*Exercise instructions:*
Sift the listing for lines that hold the string "people" and pull them out.

*Data for this exercise:*
....
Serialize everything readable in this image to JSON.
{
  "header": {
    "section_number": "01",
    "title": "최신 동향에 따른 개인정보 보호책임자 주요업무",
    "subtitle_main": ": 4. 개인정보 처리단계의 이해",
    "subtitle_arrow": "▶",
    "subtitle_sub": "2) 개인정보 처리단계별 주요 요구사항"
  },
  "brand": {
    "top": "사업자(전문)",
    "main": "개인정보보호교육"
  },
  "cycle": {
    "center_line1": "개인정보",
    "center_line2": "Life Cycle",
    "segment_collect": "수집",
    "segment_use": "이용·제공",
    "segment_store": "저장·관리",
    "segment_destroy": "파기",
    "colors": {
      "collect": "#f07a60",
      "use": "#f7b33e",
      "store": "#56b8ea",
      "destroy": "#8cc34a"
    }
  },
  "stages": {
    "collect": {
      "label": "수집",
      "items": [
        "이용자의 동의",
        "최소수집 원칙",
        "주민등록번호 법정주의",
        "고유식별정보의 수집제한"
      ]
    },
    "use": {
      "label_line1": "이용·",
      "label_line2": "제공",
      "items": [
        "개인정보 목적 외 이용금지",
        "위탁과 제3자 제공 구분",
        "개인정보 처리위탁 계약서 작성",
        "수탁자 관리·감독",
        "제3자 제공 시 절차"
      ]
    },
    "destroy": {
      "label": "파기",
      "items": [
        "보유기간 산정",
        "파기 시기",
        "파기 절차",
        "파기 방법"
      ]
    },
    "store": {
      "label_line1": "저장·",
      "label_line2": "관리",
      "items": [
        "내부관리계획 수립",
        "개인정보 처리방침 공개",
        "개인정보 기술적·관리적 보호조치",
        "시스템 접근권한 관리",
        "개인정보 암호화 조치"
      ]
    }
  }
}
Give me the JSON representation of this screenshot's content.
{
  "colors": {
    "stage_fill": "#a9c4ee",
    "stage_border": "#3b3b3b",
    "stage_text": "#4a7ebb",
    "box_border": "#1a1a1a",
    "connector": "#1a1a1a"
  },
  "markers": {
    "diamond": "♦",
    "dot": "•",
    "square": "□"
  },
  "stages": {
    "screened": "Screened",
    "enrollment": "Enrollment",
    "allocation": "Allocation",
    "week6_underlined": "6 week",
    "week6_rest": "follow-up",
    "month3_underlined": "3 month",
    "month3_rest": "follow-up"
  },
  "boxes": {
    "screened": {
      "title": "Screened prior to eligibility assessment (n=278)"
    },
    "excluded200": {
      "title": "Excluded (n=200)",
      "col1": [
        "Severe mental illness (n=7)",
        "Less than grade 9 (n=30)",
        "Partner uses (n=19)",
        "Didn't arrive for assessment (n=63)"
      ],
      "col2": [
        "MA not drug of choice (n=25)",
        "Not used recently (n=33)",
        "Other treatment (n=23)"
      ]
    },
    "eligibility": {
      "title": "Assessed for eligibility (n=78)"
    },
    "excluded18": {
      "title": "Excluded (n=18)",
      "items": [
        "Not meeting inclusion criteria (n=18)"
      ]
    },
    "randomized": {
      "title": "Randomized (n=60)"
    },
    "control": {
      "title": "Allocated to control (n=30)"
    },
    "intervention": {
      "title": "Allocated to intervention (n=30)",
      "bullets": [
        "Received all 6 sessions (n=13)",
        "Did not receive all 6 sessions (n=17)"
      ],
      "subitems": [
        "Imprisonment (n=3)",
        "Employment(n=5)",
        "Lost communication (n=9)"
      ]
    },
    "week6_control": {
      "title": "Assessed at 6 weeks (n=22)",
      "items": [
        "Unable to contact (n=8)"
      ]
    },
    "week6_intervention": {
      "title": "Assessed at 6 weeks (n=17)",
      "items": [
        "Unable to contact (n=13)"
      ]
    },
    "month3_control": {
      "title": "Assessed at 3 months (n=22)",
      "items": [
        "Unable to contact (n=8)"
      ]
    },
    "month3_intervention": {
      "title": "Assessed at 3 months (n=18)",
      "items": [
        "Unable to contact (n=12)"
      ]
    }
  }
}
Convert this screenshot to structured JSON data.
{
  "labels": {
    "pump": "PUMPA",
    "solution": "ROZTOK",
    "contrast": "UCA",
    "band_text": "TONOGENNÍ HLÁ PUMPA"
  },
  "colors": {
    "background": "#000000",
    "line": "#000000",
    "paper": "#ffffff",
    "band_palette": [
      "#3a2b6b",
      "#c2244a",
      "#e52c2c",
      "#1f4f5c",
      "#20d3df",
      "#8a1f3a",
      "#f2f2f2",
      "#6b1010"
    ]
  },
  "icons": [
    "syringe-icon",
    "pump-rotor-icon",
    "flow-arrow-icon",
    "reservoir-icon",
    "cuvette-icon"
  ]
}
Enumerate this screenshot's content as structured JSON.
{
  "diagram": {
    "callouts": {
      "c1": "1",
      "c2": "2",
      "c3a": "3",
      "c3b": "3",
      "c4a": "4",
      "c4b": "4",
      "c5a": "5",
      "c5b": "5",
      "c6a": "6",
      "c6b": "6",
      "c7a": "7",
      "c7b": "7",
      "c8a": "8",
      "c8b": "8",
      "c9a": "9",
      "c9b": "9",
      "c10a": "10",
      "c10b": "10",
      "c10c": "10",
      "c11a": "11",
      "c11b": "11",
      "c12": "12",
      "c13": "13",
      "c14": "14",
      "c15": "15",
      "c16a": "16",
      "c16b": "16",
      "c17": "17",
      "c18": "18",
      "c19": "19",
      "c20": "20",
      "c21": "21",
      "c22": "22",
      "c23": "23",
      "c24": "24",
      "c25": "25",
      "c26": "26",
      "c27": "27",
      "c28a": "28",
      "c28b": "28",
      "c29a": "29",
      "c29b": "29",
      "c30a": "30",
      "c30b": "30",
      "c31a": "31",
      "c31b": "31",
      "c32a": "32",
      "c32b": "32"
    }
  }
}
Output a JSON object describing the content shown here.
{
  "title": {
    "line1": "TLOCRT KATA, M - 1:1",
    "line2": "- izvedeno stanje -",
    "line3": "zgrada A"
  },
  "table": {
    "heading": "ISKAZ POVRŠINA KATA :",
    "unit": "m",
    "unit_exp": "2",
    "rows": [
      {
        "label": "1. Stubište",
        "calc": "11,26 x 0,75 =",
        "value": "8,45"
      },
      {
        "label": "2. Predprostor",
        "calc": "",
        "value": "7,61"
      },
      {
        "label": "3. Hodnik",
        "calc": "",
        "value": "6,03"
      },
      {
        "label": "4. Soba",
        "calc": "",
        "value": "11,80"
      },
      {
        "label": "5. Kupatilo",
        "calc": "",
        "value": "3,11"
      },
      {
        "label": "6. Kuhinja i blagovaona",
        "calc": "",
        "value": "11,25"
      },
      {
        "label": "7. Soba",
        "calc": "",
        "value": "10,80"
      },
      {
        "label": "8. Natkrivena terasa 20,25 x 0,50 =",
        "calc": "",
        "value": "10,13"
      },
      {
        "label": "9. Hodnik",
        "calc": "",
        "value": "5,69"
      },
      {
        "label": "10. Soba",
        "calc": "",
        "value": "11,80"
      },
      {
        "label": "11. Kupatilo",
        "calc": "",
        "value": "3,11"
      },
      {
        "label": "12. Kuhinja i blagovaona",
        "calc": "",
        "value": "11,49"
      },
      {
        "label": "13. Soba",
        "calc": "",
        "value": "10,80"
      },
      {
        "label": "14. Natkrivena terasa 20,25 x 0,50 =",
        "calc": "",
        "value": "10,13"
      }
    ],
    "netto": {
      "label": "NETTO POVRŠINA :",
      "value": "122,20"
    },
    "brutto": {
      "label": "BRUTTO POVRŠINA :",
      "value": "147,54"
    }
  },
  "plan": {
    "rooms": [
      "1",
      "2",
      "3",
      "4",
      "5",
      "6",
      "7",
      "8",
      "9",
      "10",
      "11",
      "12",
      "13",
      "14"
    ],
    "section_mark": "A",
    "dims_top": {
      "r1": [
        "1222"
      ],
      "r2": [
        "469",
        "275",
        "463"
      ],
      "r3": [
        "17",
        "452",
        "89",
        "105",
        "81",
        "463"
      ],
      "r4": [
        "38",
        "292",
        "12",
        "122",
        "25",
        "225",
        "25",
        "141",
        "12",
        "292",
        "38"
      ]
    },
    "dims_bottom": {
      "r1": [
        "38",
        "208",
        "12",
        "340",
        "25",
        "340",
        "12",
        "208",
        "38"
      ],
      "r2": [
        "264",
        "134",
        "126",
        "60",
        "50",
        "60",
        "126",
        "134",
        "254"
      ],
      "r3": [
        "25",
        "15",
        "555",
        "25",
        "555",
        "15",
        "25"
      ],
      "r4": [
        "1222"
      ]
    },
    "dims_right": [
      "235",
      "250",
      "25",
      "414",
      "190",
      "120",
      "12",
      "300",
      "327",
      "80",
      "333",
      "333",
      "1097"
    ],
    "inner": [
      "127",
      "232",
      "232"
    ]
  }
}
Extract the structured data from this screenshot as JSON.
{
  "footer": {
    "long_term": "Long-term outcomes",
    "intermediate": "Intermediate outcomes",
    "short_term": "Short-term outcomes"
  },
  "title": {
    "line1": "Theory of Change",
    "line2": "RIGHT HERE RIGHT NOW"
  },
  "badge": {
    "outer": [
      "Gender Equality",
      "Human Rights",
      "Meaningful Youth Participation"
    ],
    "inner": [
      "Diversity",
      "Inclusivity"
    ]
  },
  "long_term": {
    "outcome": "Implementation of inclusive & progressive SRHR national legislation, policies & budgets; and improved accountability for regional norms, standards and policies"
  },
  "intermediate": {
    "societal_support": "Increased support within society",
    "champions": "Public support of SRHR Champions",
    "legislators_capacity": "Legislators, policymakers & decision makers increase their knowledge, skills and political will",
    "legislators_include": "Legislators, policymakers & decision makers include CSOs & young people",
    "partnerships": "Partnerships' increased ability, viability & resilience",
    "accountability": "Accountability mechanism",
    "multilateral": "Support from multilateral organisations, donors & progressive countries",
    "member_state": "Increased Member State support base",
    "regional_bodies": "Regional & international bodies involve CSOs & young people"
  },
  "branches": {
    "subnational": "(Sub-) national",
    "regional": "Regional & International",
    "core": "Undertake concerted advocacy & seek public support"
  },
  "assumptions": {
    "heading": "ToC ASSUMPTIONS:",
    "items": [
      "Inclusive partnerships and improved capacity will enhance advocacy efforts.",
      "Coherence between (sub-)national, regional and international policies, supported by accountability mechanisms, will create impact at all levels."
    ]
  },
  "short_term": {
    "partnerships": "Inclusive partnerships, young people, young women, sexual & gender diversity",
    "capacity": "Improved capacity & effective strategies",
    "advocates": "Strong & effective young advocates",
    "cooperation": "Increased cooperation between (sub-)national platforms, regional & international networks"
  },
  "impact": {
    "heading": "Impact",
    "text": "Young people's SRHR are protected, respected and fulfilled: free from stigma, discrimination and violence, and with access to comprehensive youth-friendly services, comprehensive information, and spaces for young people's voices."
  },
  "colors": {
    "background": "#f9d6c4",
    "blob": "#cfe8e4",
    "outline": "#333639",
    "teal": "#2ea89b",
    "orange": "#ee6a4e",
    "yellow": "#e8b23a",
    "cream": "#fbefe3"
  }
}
....
*Completed task:*
    "legislators_include": "Legislators, policymakers & decision makers include CSOs & young people",
    "regional_bodies": "Regional & international bodies involve CSOs & young people"
    "partnerships": "Inclusive partnerships, young people, young women, sexual & gender diversity",
    "text": "Young people's SRHR are protected, respected and fulfilled: free from stigma, discrimination and violence, and with access to comprehensive youth-friendly services, comprehensive information, and spaces for young people's voices."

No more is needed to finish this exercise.